Exercise prompt: Reproduce all lines of the listing below in which the word "description" occurs.

Extracted records:
◇ ◇ ◇
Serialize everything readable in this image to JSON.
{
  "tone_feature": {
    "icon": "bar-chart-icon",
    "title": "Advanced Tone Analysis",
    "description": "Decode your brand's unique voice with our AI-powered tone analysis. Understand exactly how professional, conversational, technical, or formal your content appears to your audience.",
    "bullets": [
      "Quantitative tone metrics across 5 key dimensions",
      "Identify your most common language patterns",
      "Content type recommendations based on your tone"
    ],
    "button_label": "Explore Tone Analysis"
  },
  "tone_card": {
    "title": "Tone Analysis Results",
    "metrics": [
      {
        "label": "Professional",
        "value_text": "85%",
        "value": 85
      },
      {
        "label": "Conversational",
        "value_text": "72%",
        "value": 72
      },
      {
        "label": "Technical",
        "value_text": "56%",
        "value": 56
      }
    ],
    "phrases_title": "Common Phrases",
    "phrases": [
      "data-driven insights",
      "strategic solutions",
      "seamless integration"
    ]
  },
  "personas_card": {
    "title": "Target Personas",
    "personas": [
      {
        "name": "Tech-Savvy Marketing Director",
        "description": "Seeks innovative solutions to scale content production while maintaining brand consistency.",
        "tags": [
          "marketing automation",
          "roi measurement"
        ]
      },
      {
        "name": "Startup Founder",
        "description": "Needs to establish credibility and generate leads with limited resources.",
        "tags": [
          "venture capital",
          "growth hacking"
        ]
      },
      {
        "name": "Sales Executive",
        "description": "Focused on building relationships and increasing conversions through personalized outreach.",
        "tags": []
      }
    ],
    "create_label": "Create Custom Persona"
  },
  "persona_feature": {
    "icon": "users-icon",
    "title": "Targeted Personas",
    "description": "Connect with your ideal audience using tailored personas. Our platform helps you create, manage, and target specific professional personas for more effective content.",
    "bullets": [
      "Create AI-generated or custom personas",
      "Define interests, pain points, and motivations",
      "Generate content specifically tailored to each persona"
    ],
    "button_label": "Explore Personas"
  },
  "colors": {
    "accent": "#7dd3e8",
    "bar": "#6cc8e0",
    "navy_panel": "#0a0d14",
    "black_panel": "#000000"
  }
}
◇ ◇ ◇
Answer below:
    "description": "Decode your brand's unique voice with our AI-powered tone analysis. Understand exactly how professional, conversational, technical, or formal your content appears to your audience.",
        "description": "Seeks innovative solutions to scale content production while maintaining brand consistency.",
        "description": "Needs to establish credibility and generate leads with limited resources.",
        "description": "Focused on building relationships and increasing conversions through personalized outreach.",
    "description": "Connect with your ideal audience using tailored personas. Our platform helps you create, manage, and target specific professional personas for more effective content.",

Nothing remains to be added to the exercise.